Yeah. Do the tests really need to write to disk? I see this error with local runs; GHA CI fails due to a crash that is unrelated to this though. Example:

     FAIL - "AdaptiveAvgPool2dNonUnitOutputSizeDynamicModule_basic"
        Runtime error: Testing process terminated. Either the compiler crashed or the compiled code crashed at runtime.

Aug 06 '22 16:08 sjain-stanford

dunno about tests having to write to disk. I assume e2e tests would need it with all the downloading of models etc.

Aug 07 '22 06:08 powderluv

Interestingly, disabling multiprocessing (with -s as @silvasean suggested) fixes the unexpected failures in the end 2 end integration tests (now all pass or expectedly fail). So definitely something with multiprocessing is not playing well from inside a docker container. Before we can dockerize these runs, it'd be good to get to the bottom of this, unless we're okay disabling multiprocessing for CI runs. These are not very long running anyway - what was the motivation for multiprocessing here?

Aug 08 '22 16:08 sjain-stanford

We disable it for macOS too. It is just to run the tests faster. How many cores do you have in the system ? Maybe it is dependent on the number of cores ?

Aug 08 '22 16:08 powderluv

Maybe it is dependent on the number of cores ?

It breaks both locally and on GHA runners, so I presume this is not something that could be fixed by changing number of cores or disk space. I tried to capture the stderr (which is also tricky due to multiprocessing enabled) but you can see from the logs that it is very fragile. I also see different tests fail in different runs.

Disabling multiprocessing, the workflow is green and completes in ~20 minutes.

Aug 08 '22 17:08 sjain-stanford

Maybe worth trying a Ubuntu 22.04 with Python3.10 docker too (our CI is on those now). Worth digging into a little bit to see why we have this failure (since it will become 3x slower) if we run sequentially.

Aug 08 '22 17:08 powderluv

since it will become 3x slower

I'm seeing little to no degradation with multiprocessing disabled. In fact I am seeing speedups. For example these were observed from the same commit:

This is the runtime for E2E tests in existing CI (~total: 7 min 29 sec):

This is in docker CI (with multiprocessing disabled) (~total: 5 min 38 sec):

Aug 08 '22 20:08 sjain-stanford

faster is good anyway we get it 👍

Aug 08 '22 22:08 powderluv

Yeah, Python MP is not great so I am not surprised it isn't better on 2 cores. +1 for limiting it.

Aug 08 '22 23:08 silvasean

I have a few follow-on questions about the different matrix options in CI.

Requirement A: Echo the rows starting with the line containing "data-point-native_hawaiians — [1276, 566, 1294, 584]" and ending with the line containing "data-point-native_hawaiians — [562, 556, 580, 574]", including both of those lines.
The discussion and the rows have no connection to each other.

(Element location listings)
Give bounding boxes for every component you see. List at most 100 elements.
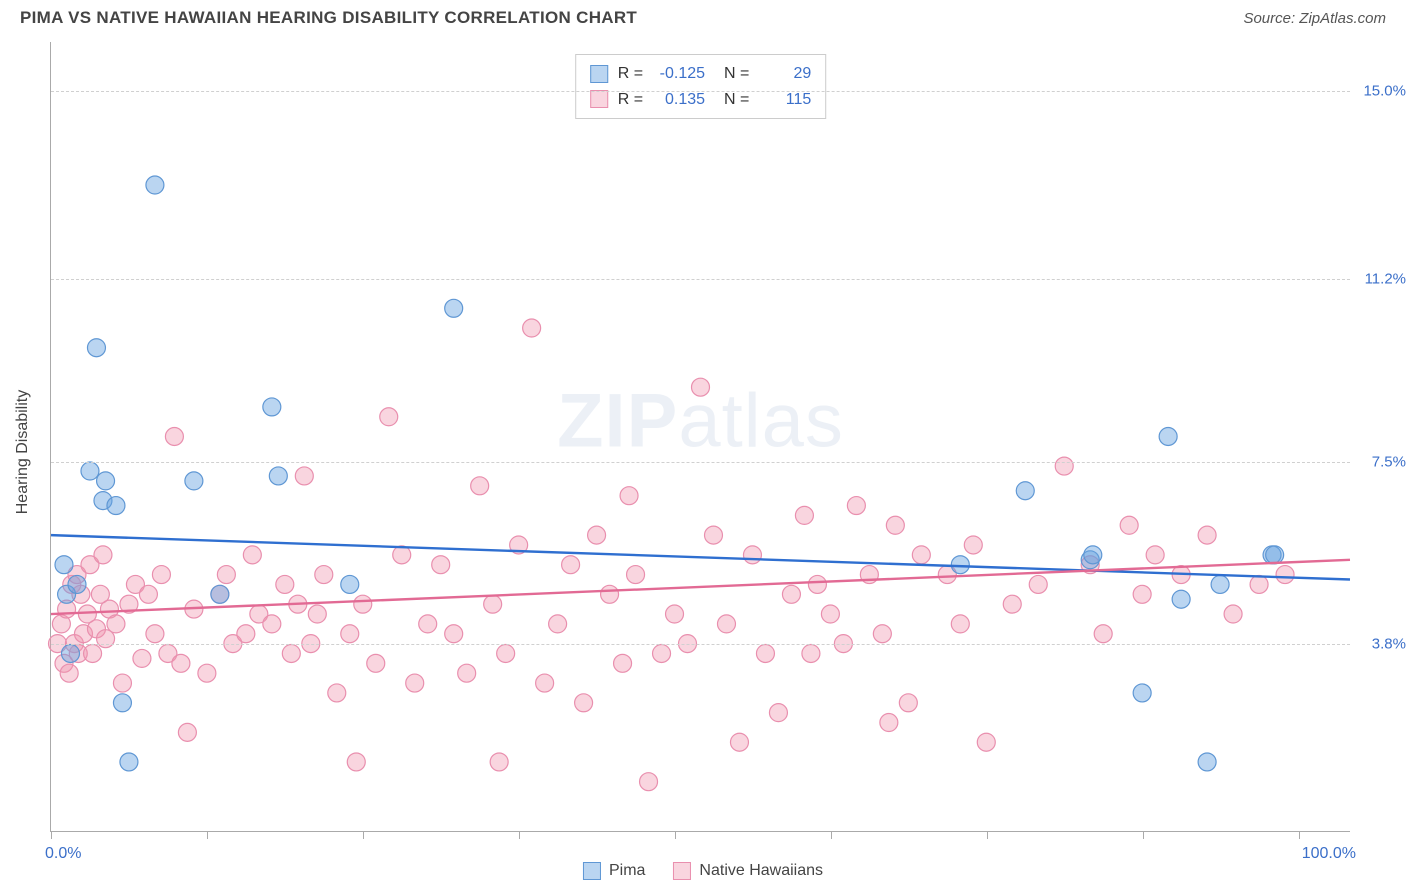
data-point-native_hawaiians — [1276, 566, 1294, 584]
data-point-native_hawaiians — [347, 753, 365, 771]
x-tick — [831, 831, 832, 839]
data-point-pima — [120, 753, 138, 771]
data-point-pima — [68, 575, 86, 593]
data-point-native_hawaiians — [471, 477, 489, 495]
data-point-native_hawaiians — [393, 546, 411, 564]
data-point-native_hawaiians — [1003, 595, 1021, 613]
source-label: Source: ZipAtlas.com — [1243, 10, 1386, 27]
data-point-native_hawaiians — [873, 625, 891, 643]
data-point-native_hawaiians — [1224, 605, 1242, 623]
data-point-native_hawaiians — [880, 714, 898, 732]
data-point-native_hawaiians — [198, 664, 216, 682]
data-point-native_hawaiians — [704, 526, 722, 544]
data-point-native_hawaiians — [432, 556, 450, 574]
data-point-native_hawaiians — [484, 595, 502, 613]
data-point-native_hawaiians — [756, 644, 774, 662]
y-tick-label: 11.2% — [1365, 271, 1406, 288]
data-point-pima — [269, 467, 287, 485]
data-point-pima — [1211, 575, 1229, 593]
data-point-native_hawaiians — [458, 664, 476, 682]
data-point-native_hawaiians — [1198, 526, 1216, 544]
data-point-native_hawaiians — [640, 773, 658, 791]
data-point-native_hawaiians — [308, 605, 326, 623]
data-point-native_hawaiians — [549, 615, 567, 633]
swatch-pima — [590, 65, 608, 83]
data-point-native_hawaiians — [295, 467, 313, 485]
data-point-native_hawaiians — [367, 654, 385, 672]
data-point-native_hawaiians — [769, 704, 787, 722]
y-tick-label: 3.8% — [1372, 636, 1406, 653]
n-value-pima: 29 — [759, 61, 811, 87]
data-point-pima — [263, 398, 281, 416]
data-point-native_hawaiians — [614, 654, 632, 672]
legend-item-hawaiian: Native Hawaiians — [673, 862, 823, 880]
gridline — [51, 91, 1350, 92]
r-label: R = — [618, 61, 643, 87]
data-point-native_hawaiians — [620, 487, 638, 505]
x-tick — [987, 831, 988, 839]
data-point-native_hawaiians — [523, 319, 541, 337]
data-point-native_hawaiians — [562, 556, 580, 574]
data-point-native_hawaiians — [490, 753, 508, 771]
data-point-pima — [146, 176, 164, 194]
x-axis-max-label: 100.0% — [1302, 845, 1356, 863]
data-point-native_hawaiians — [964, 536, 982, 554]
trend-line-native_hawaiians — [51, 560, 1350, 614]
data-point-native_hawaiians — [107, 615, 125, 633]
gridline — [51, 644, 1350, 645]
data-point-native_hawaiians — [380, 408, 398, 426]
data-point-native_hawaiians — [977, 733, 995, 751]
data-point-native_hawaiians — [1029, 575, 1047, 593]
x-tick — [207, 831, 208, 839]
data-point-native_hawaiians — [419, 615, 437, 633]
data-point-native_hawaiians — [743, 546, 761, 564]
data-point-native_hawaiians — [899, 694, 917, 712]
data-point-pima — [1084, 546, 1102, 564]
data-point-native_hawaiians — [730, 733, 748, 751]
r-value-pima: -0.125 — [653, 61, 705, 87]
swatch-hawaiian — [590, 90, 608, 108]
data-point-native_hawaiians — [497, 644, 515, 662]
data-point-pima — [113, 694, 131, 712]
data-point-pima — [185, 472, 203, 490]
data-point-native_hawaiians — [146, 625, 164, 643]
data-point-pima — [1172, 590, 1190, 608]
data-point-native_hawaiians — [627, 566, 645, 584]
x-tick — [675, 831, 676, 839]
data-point-pima — [1016, 482, 1034, 500]
data-point-native_hawaiians — [445, 625, 463, 643]
data-point-native_hawaiians — [263, 615, 281, 633]
data-point-pima — [55, 556, 73, 574]
data-point-native_hawaiians — [406, 674, 424, 692]
data-point-pima — [1266, 546, 1284, 564]
data-point-native_hawaiians — [113, 674, 131, 692]
data-point-native_hawaiians — [808, 575, 826, 593]
data-point-native_hawaiians — [84, 644, 102, 662]
data-point-native_hawaiians — [94, 546, 112, 564]
data-point-pima — [61, 644, 79, 662]
data-point-native_hawaiians — [1133, 585, 1151, 603]
y-tick-label: 15.0% — [1363, 83, 1406, 100]
data-point-native_hawaiians — [717, 615, 735, 633]
data-point-native_hawaiians — [165, 428, 183, 446]
data-point-native_hawaiians — [276, 575, 294, 593]
data-point-native_hawaiians — [886, 516, 904, 534]
data-point-native_hawaiians — [139, 585, 157, 603]
data-point-pima — [445, 299, 463, 317]
y-axis-title: Hearing Disability — [14, 390, 32, 515]
data-point-pima — [87, 339, 105, 357]
legend-stats-box: R = -0.125 N = 29 R = 0.135 N = 115 — [575, 54, 827, 119]
data-point-native_hawaiians — [315, 566, 333, 584]
data-point-pima — [1159, 428, 1177, 446]
data-point-native_hawaiians — [341, 625, 359, 643]
data-point-native_hawaiians — [237, 625, 255, 643]
swatch-hawaiian-icon — [673, 862, 691, 880]
legend-label-pima: Pima — [609, 862, 645, 880]
x-axis-min-label: 0.0% — [45, 845, 81, 863]
data-point-native_hawaiians — [951, 615, 969, 633]
legend-stats-row-pima: R = -0.125 N = 29 — [590, 61, 812, 87]
data-point-native_hawaiians — [795, 506, 813, 524]
data-point-native_hawaiians — [575, 694, 593, 712]
data-point-native_hawaiians — [847, 497, 865, 515]
data-point-pima — [1133, 684, 1151, 702]
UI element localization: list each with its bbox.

Requirement B: Summarize the discussion in two sentences.

Final result A:
data-point-native_hawaiians — [1276, 566, 1294, 584]
data-point-native_hawaiians — [347, 753, 365, 771]
x-tick — [831, 831, 832, 839]
data-point-pima — [120, 753, 138, 771]
data-point-pima — [68, 575, 86, 593]
data-point-native_hawaiians — [471, 477, 489, 495]
data-point-native_hawaiians — [393, 546, 411, 564]
data-point-native_hawaiians — [1003, 595, 1021, 613]
source-label: Source: ZipAtlas.com — [1243, 10, 1386, 27]
data-point-native_hawaiians — [873, 625, 891, 643]
data-point-native_hawaiians — [1224, 605, 1242, 623]
data-point-native_hawaiians — [880, 714, 898, 732]
data-point-native_hawaiians — [198, 664, 216, 682]
data-point-native_hawaiians — [704, 526, 722, 544]
data-point-native_hawaiians — [432, 556, 450, 574]
data-point-native_hawaiians — [484, 595, 502, 613]
data-point-native_hawaiians — [756, 644, 774, 662]
y-tick-label: 11.2% — [1365, 271, 1406, 288]
data-point-pima — [269, 467, 287, 485]
data-point-pima — [1211, 575, 1229, 593]
data-point-native_hawaiians — [458, 664, 476, 682]
data-point-native_hawaiians — [1198, 526, 1216, 544]
data-point-native_hawaiians — [640, 773, 658, 791]
data-point-native_hawaiians — [308, 605, 326, 623]
data-point-native_hawaiians — [549, 615, 567, 633]
swatch-pima — [590, 65, 608, 83]
data-point-native_hawaiians — [295, 467, 313, 485]
data-point-native_hawaiians — [367, 654, 385, 672]
data-point-native_hawaiians — [769, 704, 787, 722]
y-tick-label: 3.8% — [1372, 636, 1406, 653]
n-value-pima: 29 — [759, 61, 811, 87]
data-point-pima — [263, 398, 281, 416]
data-point-native_hawaiians — [614, 654, 632, 672]
legend-item-hawaiian: Native Hawaiians — [673, 862, 823, 880]
gridline — [51, 91, 1350, 92]
r-label: R = — [618, 61, 643, 87]
data-point-native_hawaiians — [620, 487, 638, 505]
x-tick — [987, 831, 988, 839]
data-point-native_hawaiians — [523, 319, 541, 337]
data-point-native_hawaiians — [562, 556, 580, 574]

Final result B: Running the end-to-end integration tests with multiprocessing inside a docker container caused unexpected failures both locally and on GHA runners, and disabling multiprocessing made them all pass or fail as expected. There was concern that sequential runs would be 3x slower, but with multiprocessing disabled the E2E tests in docker CI took about 5 min 38 sec versus about 7 min 29 sec in the existing CI, and the participants welcomed limiting it.